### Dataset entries
==================================================
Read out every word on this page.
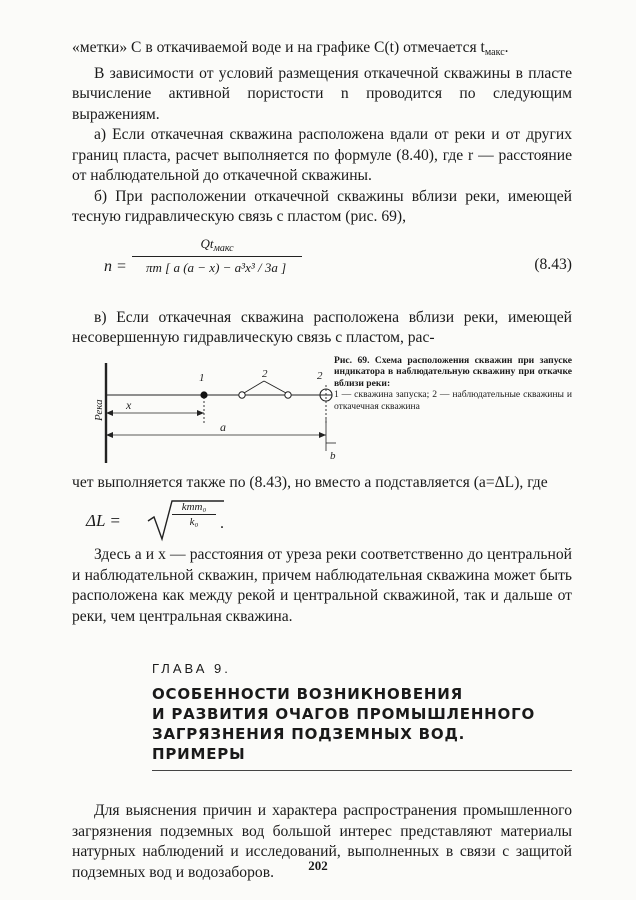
«метки» C в откачиваемой воде и на графике C(t) отмечается $t_{макс}$.

В зависимости от условий размещения откачечной скважины в пласте вычисление активной пористости n проводится по следующим выражениям.

а) Если откачечная скважина расположена вдали от реки и от других границ пласта, расчет выполняется по формуле (8.40), где r — расстояние от наблюдательной до откачечной скважины.

б) При расположении откачечной скважины вблизи реки, имеющей тесную гидравлическую связь с пластом (рис. 69),

n =
$Qt_{макс}$
πm [ a (a − x) − a³x³ / 3a ]	(8.43)

в) Если откачечная скважина расположена вблизи реки, имеющей несовершенную гидравлическую связь с пластом, рас-

Река x
a
b
1	2	2
Рис. 69. Схема расположения скважин при запуске индикатора в наблюдательную скважину при откачке вблизи реки:
1 — скважина запуска; 2 — наблюдательные скважины и откачечная скважина

чет выполняется также по (8.43), но вместо a подставляется (a=ΔL), где

ΔL =
kmm₀
k₀	.

Здесь a и x — расстояния от уреза реки соответственно до центральной и наблюдательной скважин, причем наблюдательная скважина может быть расположена как между рекой и центральной скважиной, так и дальше от реки, чем центральная скважина.

ГЛАВА 9.
ОСОБЕННОСТИ ВОЗНИКНОВЕНИЯ
И РАЗВИТИЯ ОЧАГОВ ПРОМЫШЛЕННОГО
ЗАГРЯЗНЕНИЯ ПОДЗЕМНЫХ ВОД.
ПРИМЕРЫ

Для выяснения причин и характера распространения промышленного загрязнения подземных вод большой интерес представляют материалы натурных наблюдений и исследований, выполненных в связи с защитой подземных вод и водозаборов.	202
==================================================
### EXERCISE PROMPT
Omit the images and transcribe all of the records above word for word.

### ANSWER BELOW
Read out every word on this page.
«метки» C в откачиваемой воде и на графике C(t) отмечается $t_{макс}$.

В зависимости от условий размещения откачечной скважины в пласте вычисление активной пористости n проводится по следующим выражениям.

а) Если откачечная скважина расположена вдали от реки и от других границ пласта, расчет выполняется по формуле (8.40), где r — расстояние от наблюдательной до откачечной скважины.

б) При расположении откачечной скважины вблизи реки, имеющей тесную гидравлическую связь с пластом (рис. 69),

n =
$Qt_{макс}$
πm [ a (a − x) − a³x³ / 3a ]	(8.43)

в) Если откачечная скважина расположена вблизи реки, имеющей несовершенную гидравлическую связь с пластом, рас-

Река x
a
b
1	2	2
Рис. 69. Схема расположения скважин при запуске индикатора в наблюдательную скважину при откачке вблизи реки:
1 — скважина запуска; 2 — наблюдательные скважины и откачечная скважина

чет выполняется также по (8.43), но вместо a подставляется (a=ΔL), где

ΔL =
kmm₀
k₀	.

Здесь a и x — расстояния от уреза реки соответственно до центральной и наблюдательной скважин, причем наблюдательная скважина может быть расположена как между рекой и центральной скважиной, так и дальше от реки, чем центральная скважина.

ГЛАВА 9.
ОСОБЕННОСТИ ВОЗНИКНОВЕНИЯ
И РАЗВИТИЯ ОЧАГОВ ПРОМЫШЛЕННОГО
ЗАГРЯЗНЕНИЯ ПОДЗЕМНЫХ ВОД.
ПРИМЕРЫ

Для выяснения причин и характера распространения промышленного загрязнения подземных вод большой интерес представляют материалы натурных наблюдений и исследований, выполненных в связи с защитой подземных вод и водозаборов.	202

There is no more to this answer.